Ejercicios propuestos
1) Enumera los tres motivos que, según el texto sobre la docencia y el autismo, explican que la docencia requiera mucho contacto social y emocional.
2) En el texto sobre la docencia y el autismo, ¿qué intentaron hacer en su día muchos de los profesores de quien escribe?
3) Continúa el texto sobre la docencia y el autismo a partir de donde se interrumpe.

Texto
···

La docencia es una profesión que requiere de mucho contacto social y emocional por el cuidado de personas a tu cargo, por la cantidad de compañeros con los que te tienes que coordinar y por la implicación que debes tener incluso con las familias. Por esta razón, no son pocos los profesores que he tenido que intentaron en su día disuadirme y reconducir mi carrera hacia otro foco distinto. Sin embargo, os sorprendería saber la cantidad de educadores que hay en el espectro.
Yo
soy una de estas personas y hoy quiero contaros cómo es el mundo de la
Educación desde el punto de vista profesional de un autista. Como siempre digo,
voy a contar mi experiencia y es muy posible que para otras personas autistas
que también sean docentes sea algo muy distinto.

···

Anotaciones de elementos de diseño
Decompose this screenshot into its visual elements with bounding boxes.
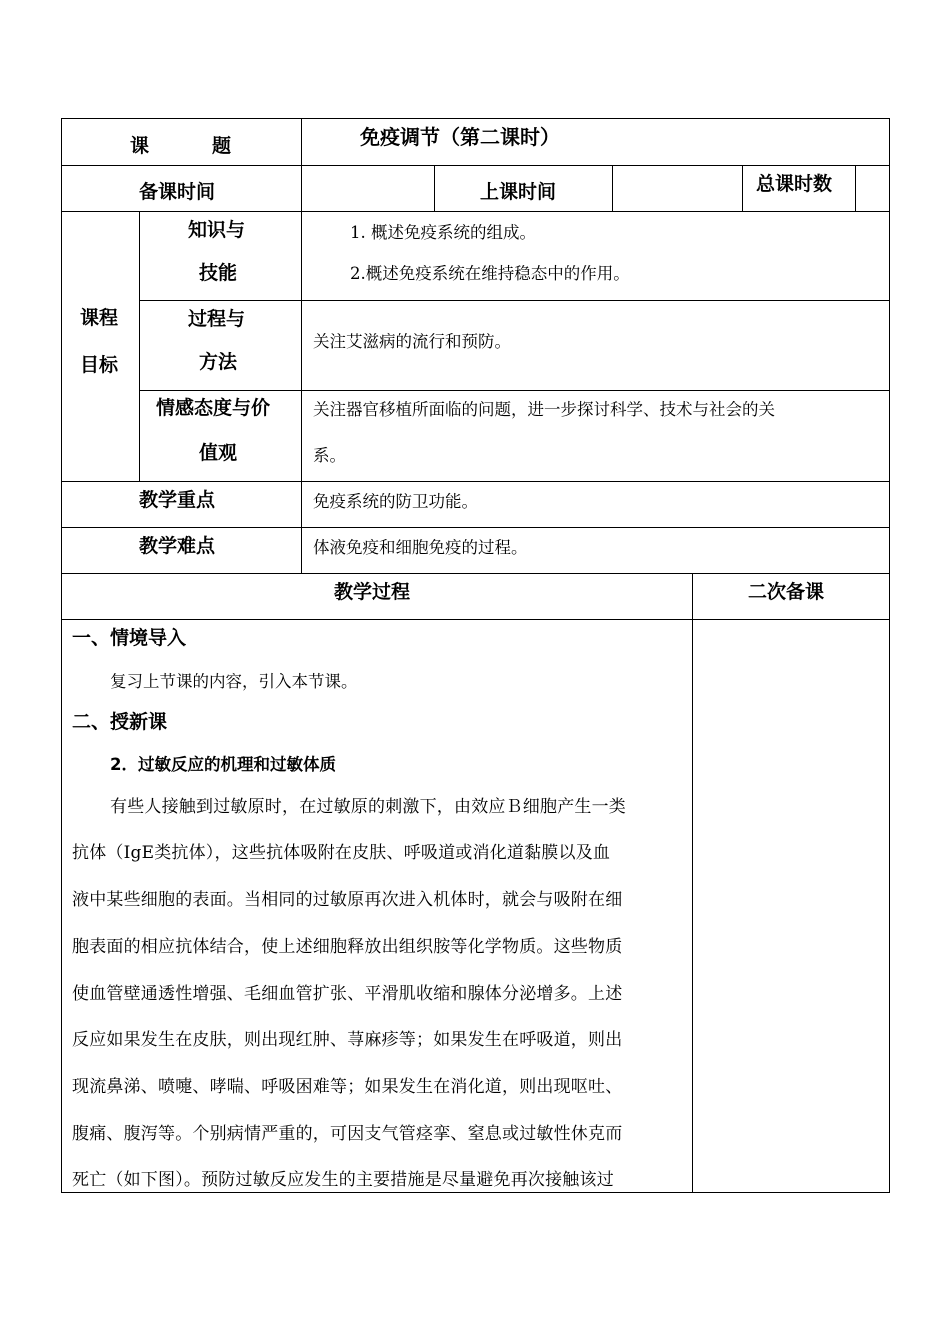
paragraph-line: 腹痛、腹泻等。个别病情严重的，可因支气管痉挛、窒息或过敏性休克而 bbox=[72, 1124, 623, 1144]
emotion-text-line1: 关注器官移植所面临的问题，进一步探讨科学、技术与社会的关 bbox=[313, 400, 775, 419]
prep-time-label: 备课时间 bbox=[139, 181, 216, 203]
process-label-line2: 方法 bbox=[199, 351, 238, 373]
knowledge-item-2: 2.概述免疫系统在维持稳态中的作用。 bbox=[350, 264, 630, 283]
paragraph-line: 液中某些细胞的表面。当相同的过敏原再次进入机体时，就会与吸附在细 bbox=[72, 890, 623, 910]
paragraph-line: 抗体（IgE类抗体），这些抗体吸附在皮肤、呼吸道或消化道黏膜以及血 bbox=[72, 843, 611, 863]
paragraph-line: 有些人接触到过敏原时，在过敏原的刺激下，由效应Ｂ细胞产生一类 bbox=[110, 797, 626, 817]
process-text: 关注艾滋病的流行和预防。 bbox=[313, 332, 511, 351]
emotion-text-line2: 系。 bbox=[313, 446, 346, 465]
key-point-label: 教学重点 bbox=[139, 489, 216, 511]
topic-label-char-1: 课 bbox=[130, 135, 150, 157]
emotion-label-line2: 值观 bbox=[199, 442, 238, 464]
emotion-label-line1: 情感态度与价 bbox=[156, 397, 271, 419]
paragraph-line: 现流鼻涕、喷嚏、哮喘、呼吸困难等；如果发生在消化道，则出现呕吐、 bbox=[72, 1077, 623, 1097]
section2-title: 二、授新课 bbox=[72, 711, 168, 733]
difficulty-label: 教学难点 bbox=[139, 535, 216, 557]
class-time-label: 上课时间 bbox=[480, 181, 557, 203]
section1-title: 一、情境导入 bbox=[72, 627, 187, 649]
paragraph-line: 使血管壁通透性增强、毛细血管扩张、平滑肌收缩和腺体分泌增多。上述 bbox=[72, 984, 623, 1004]
key-point-text: 免疫系统的防卫功能。 bbox=[313, 492, 478, 511]
knowledge-label-line2: 技能 bbox=[199, 262, 238, 284]
total-hours-label: 总课时数 bbox=[756, 173, 833, 195]
teaching-process-header: 教学过程 bbox=[334, 581, 411, 603]
topic-value: 免疫调节（第二课时） bbox=[360, 125, 560, 149]
objectives-label-line1: 课程 bbox=[80, 307, 119, 329]
second-prep-header: 二次备课 bbox=[748, 581, 825, 603]
paragraph-line: 死亡（如下图）。预防过敏反应发生的主要措施是尽量避免再次接触该过 bbox=[72, 1170, 614, 1190]
knowledge-label-line1: 知识与 bbox=[188, 219, 246, 241]
difficulty-text: 体液免疫和细胞免疫的过程。 bbox=[313, 538, 528, 557]
topic-label-char-2: 题 bbox=[212, 135, 232, 157]
process-label-line1: 过程与 bbox=[188, 308, 246, 330]
section1-text: 复习上节课的内容，引入本节课。 bbox=[110, 672, 358, 691]
objectives-label-line2: 目标 bbox=[80, 354, 119, 376]
paragraph-line: 胞表面的相应抗体结合，使上述细胞释放出组织胺等化学物质。这些物质 bbox=[72, 937, 623, 957]
paragraph-line: 反应如果发生在皮肤，则出现红肿、荨麻疹等；如果发生在呼吸道，则出 bbox=[72, 1030, 623, 1050]
knowledge-item-1: 1. 概述免疫系统的组成。 bbox=[350, 223, 536, 242]
subsection-title: 2．过敏反应的机理和过敏体质 bbox=[110, 755, 336, 774]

···

Respuestas finales
1)
- El cuidado de personas a tu cargo.
- La cantidad de compañeros con los que te tienes que coordinar.
- La implicación que debes tener incluso con las familias.

2) Intentaron disuadir a quien escribe y reconducir su carrera hacia otro foco distinto.

3)
Llevo
dos cursos siendo docente, aunque en realidad he trabajado alrededor de seis
meses. Aún se podría decir que estoy en mis inicios y estos no son fáciles para
nadie. En este punto, todavía estoy cubriendo sustituciones. Estas funcionan de
manera inesperada: un día te mandan un correo y tienes una hora para aceptar el
nombramiento de tu nuevo destino, al que, por cierto, deberás acudir al día
siguiente. En un ejercicio de sinceridad, os diré que esto me ha generado
alguna que otra crisis y he ido al día siguiente a trabajar como si me llevaran
al matadero. Pero os contaré otra cosa: esto se me pasa al segundo día de
trabajo o incluso el propio día que comienzo, si veo que me reciben de buenas
maneras –porque sí, lamentablemente, no siempre es así–.
Cuando
llegas nuevo a un sitio, pasa lo de siempre: te acribillan a información, te
dan un paseo por el colegio y te presentan a todo el mundo, personas con las
que quizá ni siquiera vuelves a cruzar palabra más allá del saludo. Si a una
persona neurotípica esto le satura, imaginaos a mí. Hasta que consigo
adaptarme, voy bastante perdida. Pero esto no afecta en lo más mínimo a mi
actividad docente, ni hace daño a nadie que pregunte todas las veces que sea
necesario dónde está esto o aquello, o cuál era el nombre de cada quien. Quizá
daré la imagen de distraída o despistada, pero, ¿Cuántos profesores hay que se
perciben así? Y no es nada malo.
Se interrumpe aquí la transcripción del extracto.